» WORK INSTRUCTIONS
Note how many lines hold the string "panel" and give that number without any other words.

» Excerpt from a dataset
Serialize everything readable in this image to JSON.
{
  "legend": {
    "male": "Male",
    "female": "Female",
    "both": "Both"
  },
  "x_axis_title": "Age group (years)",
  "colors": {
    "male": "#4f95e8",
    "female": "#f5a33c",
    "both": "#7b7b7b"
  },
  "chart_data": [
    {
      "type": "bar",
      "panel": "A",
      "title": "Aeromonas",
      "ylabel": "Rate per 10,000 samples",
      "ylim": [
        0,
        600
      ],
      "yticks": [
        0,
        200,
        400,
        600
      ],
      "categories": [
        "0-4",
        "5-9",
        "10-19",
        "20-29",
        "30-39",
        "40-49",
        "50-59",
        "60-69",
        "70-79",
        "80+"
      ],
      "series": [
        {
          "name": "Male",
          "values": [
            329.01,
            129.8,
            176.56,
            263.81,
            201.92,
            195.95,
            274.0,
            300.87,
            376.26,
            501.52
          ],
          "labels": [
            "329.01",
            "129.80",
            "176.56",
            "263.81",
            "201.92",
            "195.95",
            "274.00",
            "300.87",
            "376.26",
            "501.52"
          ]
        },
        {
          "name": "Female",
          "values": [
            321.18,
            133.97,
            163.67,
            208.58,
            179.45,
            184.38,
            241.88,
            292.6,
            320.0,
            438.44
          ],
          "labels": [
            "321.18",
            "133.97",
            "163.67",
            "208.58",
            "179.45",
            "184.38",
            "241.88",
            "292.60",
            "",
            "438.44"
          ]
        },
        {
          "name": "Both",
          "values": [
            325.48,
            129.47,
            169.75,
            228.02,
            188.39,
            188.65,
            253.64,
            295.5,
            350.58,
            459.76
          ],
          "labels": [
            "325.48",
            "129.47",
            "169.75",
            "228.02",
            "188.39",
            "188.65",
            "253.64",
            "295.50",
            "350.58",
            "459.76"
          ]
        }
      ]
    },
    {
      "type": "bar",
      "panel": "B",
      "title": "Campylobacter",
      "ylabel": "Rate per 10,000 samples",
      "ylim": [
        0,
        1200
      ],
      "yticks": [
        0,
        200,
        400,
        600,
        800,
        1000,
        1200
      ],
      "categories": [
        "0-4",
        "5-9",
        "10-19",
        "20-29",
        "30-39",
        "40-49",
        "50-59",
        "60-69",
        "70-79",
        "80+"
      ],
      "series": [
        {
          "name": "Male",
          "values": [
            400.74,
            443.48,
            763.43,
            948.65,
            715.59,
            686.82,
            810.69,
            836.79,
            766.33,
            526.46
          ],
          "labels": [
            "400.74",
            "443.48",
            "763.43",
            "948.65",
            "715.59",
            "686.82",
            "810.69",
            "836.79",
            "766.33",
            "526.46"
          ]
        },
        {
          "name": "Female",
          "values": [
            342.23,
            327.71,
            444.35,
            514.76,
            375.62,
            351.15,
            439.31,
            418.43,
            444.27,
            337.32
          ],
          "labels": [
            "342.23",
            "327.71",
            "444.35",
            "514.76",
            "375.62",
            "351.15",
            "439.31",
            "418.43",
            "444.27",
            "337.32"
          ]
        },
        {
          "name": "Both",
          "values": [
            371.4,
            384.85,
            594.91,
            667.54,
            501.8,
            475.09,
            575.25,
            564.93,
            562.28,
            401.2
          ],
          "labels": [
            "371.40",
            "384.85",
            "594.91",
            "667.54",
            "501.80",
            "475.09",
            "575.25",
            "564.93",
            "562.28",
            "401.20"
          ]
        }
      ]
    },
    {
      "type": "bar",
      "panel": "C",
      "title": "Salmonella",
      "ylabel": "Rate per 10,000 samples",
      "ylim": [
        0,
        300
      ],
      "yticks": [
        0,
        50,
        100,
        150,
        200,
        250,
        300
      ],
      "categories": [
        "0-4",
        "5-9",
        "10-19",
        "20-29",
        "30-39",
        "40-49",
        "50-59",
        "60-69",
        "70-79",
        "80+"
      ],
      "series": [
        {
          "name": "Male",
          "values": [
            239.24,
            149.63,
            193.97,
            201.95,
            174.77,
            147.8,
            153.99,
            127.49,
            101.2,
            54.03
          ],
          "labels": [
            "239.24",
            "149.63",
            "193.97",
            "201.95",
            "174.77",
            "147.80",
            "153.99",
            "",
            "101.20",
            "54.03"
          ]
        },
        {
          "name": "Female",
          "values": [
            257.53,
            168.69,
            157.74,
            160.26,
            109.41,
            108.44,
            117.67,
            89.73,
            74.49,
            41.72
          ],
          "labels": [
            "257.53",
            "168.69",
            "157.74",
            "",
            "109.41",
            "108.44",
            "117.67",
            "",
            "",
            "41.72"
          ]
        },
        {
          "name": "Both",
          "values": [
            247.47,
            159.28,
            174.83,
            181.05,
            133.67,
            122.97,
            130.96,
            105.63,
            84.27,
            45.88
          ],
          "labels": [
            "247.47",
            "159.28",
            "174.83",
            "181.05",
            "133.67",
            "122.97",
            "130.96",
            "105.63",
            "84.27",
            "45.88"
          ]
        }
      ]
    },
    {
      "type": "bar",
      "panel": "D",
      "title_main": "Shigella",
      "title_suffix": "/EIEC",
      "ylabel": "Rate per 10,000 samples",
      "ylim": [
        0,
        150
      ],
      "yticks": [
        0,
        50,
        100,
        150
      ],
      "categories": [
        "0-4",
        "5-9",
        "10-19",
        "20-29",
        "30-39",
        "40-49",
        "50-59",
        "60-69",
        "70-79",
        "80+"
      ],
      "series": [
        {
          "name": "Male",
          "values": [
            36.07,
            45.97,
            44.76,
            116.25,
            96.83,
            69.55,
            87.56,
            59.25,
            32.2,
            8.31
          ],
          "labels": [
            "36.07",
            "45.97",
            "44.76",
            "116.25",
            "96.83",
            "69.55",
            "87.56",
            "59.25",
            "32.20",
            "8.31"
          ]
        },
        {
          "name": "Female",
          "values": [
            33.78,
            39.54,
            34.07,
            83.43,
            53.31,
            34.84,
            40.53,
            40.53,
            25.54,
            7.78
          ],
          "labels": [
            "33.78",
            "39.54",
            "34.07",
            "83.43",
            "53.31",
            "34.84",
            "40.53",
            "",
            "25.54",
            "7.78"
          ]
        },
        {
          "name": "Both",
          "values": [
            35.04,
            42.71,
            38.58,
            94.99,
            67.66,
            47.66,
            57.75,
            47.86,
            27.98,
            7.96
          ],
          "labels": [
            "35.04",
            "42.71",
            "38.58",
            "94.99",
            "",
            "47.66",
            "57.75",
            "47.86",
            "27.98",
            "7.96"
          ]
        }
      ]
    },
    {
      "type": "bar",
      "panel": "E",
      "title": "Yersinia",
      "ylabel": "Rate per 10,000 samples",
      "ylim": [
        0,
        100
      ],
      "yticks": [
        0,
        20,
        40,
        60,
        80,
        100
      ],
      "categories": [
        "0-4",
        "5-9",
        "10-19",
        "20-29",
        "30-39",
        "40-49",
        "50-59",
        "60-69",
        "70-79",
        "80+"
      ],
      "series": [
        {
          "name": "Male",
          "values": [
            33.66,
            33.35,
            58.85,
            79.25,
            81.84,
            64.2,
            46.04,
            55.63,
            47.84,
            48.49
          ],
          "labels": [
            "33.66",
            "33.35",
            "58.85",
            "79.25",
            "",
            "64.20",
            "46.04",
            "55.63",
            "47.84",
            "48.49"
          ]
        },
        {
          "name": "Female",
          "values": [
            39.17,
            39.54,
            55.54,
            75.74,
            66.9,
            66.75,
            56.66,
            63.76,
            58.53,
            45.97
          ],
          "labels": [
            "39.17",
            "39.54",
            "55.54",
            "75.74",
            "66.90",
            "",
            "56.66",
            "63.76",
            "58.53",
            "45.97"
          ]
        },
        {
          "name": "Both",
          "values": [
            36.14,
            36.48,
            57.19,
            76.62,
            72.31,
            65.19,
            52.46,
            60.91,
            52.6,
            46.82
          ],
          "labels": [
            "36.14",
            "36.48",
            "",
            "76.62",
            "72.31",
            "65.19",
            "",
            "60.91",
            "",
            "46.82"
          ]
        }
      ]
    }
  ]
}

» SOLUTION FOR THIS PROBLEM
5